Task prompt —
Below are the entries; output exactly the lines from the one containing "Read all visible content and emit it as JSON." through the final line, inclusive.

Figure contents as structured data —
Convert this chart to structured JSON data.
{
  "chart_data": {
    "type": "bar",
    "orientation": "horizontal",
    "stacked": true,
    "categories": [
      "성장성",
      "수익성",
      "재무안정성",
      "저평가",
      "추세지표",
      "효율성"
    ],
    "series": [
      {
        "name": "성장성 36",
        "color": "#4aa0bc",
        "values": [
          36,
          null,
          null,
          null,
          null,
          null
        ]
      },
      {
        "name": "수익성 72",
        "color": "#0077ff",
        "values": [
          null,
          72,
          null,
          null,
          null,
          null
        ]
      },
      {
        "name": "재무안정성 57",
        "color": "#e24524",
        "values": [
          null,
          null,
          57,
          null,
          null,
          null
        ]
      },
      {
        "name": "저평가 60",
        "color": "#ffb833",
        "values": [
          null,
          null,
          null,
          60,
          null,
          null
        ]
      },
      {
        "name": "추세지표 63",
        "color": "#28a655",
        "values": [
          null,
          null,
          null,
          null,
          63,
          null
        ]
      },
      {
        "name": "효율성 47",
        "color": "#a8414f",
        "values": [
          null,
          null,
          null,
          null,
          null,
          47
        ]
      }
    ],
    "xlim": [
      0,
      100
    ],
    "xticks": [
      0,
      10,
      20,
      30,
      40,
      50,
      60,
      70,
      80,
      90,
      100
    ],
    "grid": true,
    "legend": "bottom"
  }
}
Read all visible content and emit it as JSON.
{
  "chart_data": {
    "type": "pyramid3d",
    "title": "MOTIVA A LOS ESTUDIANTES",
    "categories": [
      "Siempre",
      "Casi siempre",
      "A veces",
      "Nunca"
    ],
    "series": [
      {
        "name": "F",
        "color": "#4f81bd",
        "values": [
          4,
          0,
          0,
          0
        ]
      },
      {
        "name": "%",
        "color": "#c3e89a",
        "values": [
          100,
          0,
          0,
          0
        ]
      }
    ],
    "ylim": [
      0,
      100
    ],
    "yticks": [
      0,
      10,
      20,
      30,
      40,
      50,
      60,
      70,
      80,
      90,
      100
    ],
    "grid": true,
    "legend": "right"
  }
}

Output for this task —
Read all visible content and emit it as JSON.
{
  "chart_data": {
    "type": "pyramid3d",
    "title": "MOTIVA A LOS ESTUDIANTES",
    "categories": [
      "Siempre",
      "Casi siempre",
      "A veces",
      "Nunca"
    ],
    "series": [
      {
        "name": "F",
        "color": "#4f81bd",
        "values": [
          4,
          0,
          0,
          0
        ]
      },
      {
        "name": "%",
        "color": "#c3e89a",
        "values": [
          100,
          0,
          0,
          0
        ]
      }
    ],
    "ylim": [
      0,
      100
    ],
    "yticks": [
      0,
      10,
      20,
      30,
      40,
      50,
      60,
      70,
      80,
      90,
      100
    ],
    "grid": true,
    "legend": "right"
  }
}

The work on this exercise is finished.